(Records provided)

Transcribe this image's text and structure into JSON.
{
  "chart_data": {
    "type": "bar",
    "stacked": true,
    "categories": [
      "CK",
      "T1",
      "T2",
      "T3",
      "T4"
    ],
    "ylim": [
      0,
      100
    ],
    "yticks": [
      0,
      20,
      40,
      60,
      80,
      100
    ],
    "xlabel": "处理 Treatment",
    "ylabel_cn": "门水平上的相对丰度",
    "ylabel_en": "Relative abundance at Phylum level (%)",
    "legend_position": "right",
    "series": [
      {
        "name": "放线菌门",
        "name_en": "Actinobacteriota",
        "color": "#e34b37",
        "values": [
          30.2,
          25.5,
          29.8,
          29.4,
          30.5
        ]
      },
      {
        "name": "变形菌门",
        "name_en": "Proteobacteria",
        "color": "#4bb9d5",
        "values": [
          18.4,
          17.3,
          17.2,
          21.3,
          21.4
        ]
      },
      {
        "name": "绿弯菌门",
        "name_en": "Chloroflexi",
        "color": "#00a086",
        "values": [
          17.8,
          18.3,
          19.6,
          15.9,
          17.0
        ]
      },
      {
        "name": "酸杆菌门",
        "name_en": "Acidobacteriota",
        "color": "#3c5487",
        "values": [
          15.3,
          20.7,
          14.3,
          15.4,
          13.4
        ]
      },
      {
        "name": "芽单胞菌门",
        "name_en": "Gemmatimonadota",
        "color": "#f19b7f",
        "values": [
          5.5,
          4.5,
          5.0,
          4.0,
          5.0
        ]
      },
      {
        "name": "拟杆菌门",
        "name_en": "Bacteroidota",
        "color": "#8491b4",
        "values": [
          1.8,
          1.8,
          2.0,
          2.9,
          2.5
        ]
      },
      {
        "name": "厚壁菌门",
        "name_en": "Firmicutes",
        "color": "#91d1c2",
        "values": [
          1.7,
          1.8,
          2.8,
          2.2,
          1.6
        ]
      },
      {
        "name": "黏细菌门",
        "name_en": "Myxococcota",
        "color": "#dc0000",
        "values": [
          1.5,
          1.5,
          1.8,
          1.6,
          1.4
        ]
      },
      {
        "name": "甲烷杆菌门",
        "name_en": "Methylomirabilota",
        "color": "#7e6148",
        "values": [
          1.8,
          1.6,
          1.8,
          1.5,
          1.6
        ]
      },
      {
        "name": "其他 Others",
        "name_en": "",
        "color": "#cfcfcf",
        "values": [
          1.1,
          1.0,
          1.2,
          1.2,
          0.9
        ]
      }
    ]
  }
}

(End Records provided)

- Your assignment:
Set aside each line above that includes the string "color" and report it.

- Task answer:
        "color": "#e34b37",
        "color": "#4bb9d5",
        "color": "#00a086",
        "color": "#3c5487",
        "color": "#f19b7f",
        "color": "#8491b4",
        "color": "#91d1c2",
        "color": "#dc0000",
        "color": "#7e6148",
        "color": "#cfcfcf",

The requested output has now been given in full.